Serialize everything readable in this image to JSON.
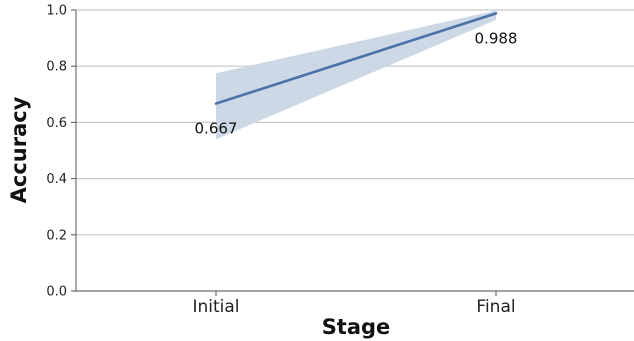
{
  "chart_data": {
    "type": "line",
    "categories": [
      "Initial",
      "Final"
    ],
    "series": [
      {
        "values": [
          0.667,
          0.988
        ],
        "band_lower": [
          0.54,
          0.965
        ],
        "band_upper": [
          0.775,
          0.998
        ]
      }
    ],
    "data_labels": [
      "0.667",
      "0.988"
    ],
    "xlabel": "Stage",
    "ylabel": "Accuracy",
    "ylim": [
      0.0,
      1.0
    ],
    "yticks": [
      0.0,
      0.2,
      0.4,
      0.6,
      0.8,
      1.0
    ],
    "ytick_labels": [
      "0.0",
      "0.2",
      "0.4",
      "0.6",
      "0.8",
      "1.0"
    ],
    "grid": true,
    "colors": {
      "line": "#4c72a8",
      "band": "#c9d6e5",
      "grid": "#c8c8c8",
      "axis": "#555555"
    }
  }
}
++++++
__What is asked__:
Reproduce the records above exactly, leaving out every picture they contain.

__Result of the exercise__:
Serialize everything readable in this image to JSON.
{
  "chart_data": {
    "type": "line",
    "categories": [
      "Initial",
      "Final"
    ],
    "series": [
      {
        "values": [
          0.667,
          0.988
        ],
        "band_lower": [
          0.54,
          0.965
        ],
        "band_upper": [
          0.775,
          0.998
        ]
      }
    ],
    "data_labels": [
      "0.667",
      "0.988"
    ],
    "xlabel": "Stage",
    "ylabel": "Accuracy",
    "ylim": [
      0.0,
      1.0
    ],
    "yticks": [
      0.0,
      0.2,
      0.4,
      0.6,
      0.8,
      1.0
    ],
    "ytick_labels": [
      "0.0",
      "0.2",
      "0.4",
      "0.6",
      "0.8",
      "1.0"
    ],
    "grid": true,
    "colors": {
      "line": "#4c72a8",
      "band": "#c9d6e5",
      "grid": "#c8c8c8",
      "axis": "#555555"
    }
  }
}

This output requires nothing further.